:: Exercise ::
Go through the lines below and copy each one that holds the string "JSON".

───── Provided information ─────

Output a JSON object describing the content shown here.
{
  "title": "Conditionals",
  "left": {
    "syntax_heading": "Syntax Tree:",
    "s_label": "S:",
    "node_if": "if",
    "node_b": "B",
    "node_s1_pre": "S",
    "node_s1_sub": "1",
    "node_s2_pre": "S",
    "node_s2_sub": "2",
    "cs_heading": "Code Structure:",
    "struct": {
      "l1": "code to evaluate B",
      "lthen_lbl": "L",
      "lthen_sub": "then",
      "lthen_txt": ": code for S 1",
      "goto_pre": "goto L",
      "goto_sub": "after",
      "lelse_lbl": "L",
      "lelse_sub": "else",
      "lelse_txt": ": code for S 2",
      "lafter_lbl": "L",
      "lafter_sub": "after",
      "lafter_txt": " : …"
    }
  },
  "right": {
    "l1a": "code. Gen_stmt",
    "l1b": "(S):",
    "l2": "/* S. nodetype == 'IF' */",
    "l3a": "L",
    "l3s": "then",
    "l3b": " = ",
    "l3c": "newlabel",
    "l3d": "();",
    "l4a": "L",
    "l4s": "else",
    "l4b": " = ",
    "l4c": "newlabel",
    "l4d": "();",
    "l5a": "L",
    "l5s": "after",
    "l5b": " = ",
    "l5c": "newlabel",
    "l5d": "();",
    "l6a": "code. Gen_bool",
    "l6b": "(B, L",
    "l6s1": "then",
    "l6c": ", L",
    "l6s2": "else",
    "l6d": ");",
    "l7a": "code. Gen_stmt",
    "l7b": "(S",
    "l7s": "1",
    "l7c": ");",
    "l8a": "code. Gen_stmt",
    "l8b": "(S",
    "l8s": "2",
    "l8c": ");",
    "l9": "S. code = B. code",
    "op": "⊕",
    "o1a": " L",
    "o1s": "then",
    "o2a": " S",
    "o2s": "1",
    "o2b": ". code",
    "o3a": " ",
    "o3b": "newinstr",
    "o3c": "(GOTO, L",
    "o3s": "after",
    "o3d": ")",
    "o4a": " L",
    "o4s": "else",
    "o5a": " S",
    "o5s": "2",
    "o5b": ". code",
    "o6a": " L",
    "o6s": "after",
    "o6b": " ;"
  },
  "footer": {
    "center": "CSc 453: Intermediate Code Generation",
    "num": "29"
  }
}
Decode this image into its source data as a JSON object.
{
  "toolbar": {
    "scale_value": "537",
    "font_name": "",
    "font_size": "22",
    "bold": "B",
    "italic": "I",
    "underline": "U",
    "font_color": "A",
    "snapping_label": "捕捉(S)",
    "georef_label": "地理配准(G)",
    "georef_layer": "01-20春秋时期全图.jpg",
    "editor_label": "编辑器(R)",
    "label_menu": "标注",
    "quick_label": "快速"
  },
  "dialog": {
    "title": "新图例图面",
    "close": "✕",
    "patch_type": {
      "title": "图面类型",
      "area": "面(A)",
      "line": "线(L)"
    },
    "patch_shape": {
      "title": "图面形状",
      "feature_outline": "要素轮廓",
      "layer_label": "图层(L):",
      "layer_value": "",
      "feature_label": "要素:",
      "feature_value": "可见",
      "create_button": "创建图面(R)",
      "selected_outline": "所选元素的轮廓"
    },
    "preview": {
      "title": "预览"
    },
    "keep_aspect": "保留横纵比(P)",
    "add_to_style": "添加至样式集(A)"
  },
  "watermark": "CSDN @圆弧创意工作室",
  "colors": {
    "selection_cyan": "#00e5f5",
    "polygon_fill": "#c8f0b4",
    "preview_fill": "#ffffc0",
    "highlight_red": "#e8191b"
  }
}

─────

:: Solution below ::
Output a JSON object describing the content shown here.
Decode this image into its source data as a JSON object.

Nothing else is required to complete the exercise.